Requirements:
Report the number of lines where the string "ataxie" occurs, and write nothing else.

Material to process:
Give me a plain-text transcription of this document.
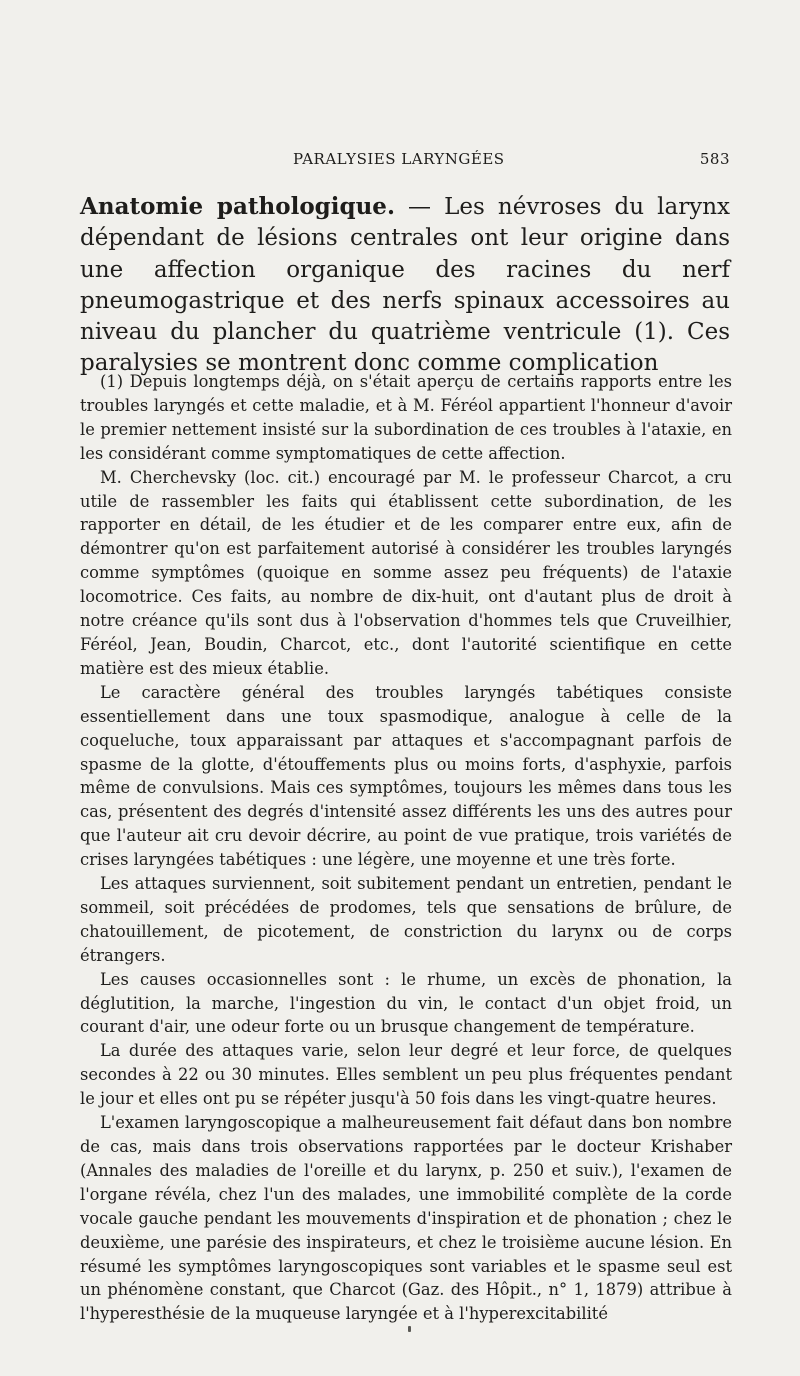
PARALYSIES LARYNGÉES	583

Anatomie pathologique. — Les névroses du larynx dépendant de lésions centrales ont leur origine dans une affection organique des racines du nerf pneumogastrique et des nerfs spinaux accessoires au niveau du plancher du quatrième ventricule (1). Ces paralysies se montrent donc comme complication

(1) Depuis longtemps déjà, on s'était aperçu de certains rapports entre les troubles laryngés et cette maladie, et à M. Féréol appartient l'honneur d'avoir le premier nettement insisté sur la subordination de ces troubles à l'ataxie, en les considérant comme symptomatiques de cette affection.

M. Cherchevsky (loc. cit.) encouragé par M. le professeur Charcot, a cru utile de rassembler les faits qui établissent cette subordination, de les rapporter en détail, de les étudier et de les comparer entre eux, afin de démontrer qu'on est parfaitement autorisé à considérer les troubles laryngés comme symptômes (quoique en somme assez peu fréquents) de l'ataxie locomotrice. Ces faits, au nombre de dix-huit, ont d'autant plus de droit à notre créance qu'ils sont dus à l'observation d'hommes tels que Cruveilhier, Féréol, Jean, Boudin, Charcot, etc., dont l'autorité scientifique en cette matière est des mieux établie.

Le caractère général des troubles laryngés tabétiques consiste essentiellement dans une toux spasmodique, analogue à celle de la coqueluche, toux apparaissant par attaques et s'accompagnant parfois de spasme de la glotte, d'étouffements plus ou moins forts, d'asphyxie, parfois même de convulsions. Mais ces symptômes, toujours les mêmes dans tous les cas, présentent des degrés d'intensité assez différents les uns des autres pour que l'auteur ait cru devoir décrire, au point de vue pratique, trois variétés de crises laryngées tabétiques : une légère, une moyenne et une très forte.

Les attaques surviennent, soit subitement pendant un entretien, pendant le sommeil, soit précédées de prodomes, tels que sensations de brûlure, de chatouillement, de picotement, de constriction du larynx ou de corps étrangers.

Les causes occasionnelles sont : le rhume, un excès de phonation, la déglutition, la marche, l'ingestion du vin, le contact d'un objet froid, un courant d'air, une odeur forte ou un brusque changement de température.

La durée des attaques varie, selon leur degré et leur force, de quelques secondes à 22 ou 30 minutes. Elles semblent un peu plus fréquentes pendant le jour et elles ont pu se répéter jusqu'à 50 fois dans les vingt-quatre heures.

L'examen laryngoscopique a malheureusement fait défaut dans bon nombre de cas, mais dans trois observations rapportées par le docteur Krishaber (Annales des maladies de l'oreille et du larynx, p. 250 et suiv.), l'examen de l'organe révéla, chez l'un des malades, une immobilité complète de la corde vocale gauche pendant les mouvements d'inspiration et de phonation ; chez le deuxième, une parésie des inspirateurs, et chez le troisième aucune lésion. En résumé les symptômes laryngoscopiques sont variables et le spasme seul est un phénomène constant, que Charcot (Gaz. des Hôpit., n° 1, 1879) attribue à l'hyperesthésie de la muqueuse laryngée et à l'hyperexcitabilité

Exercise response:
2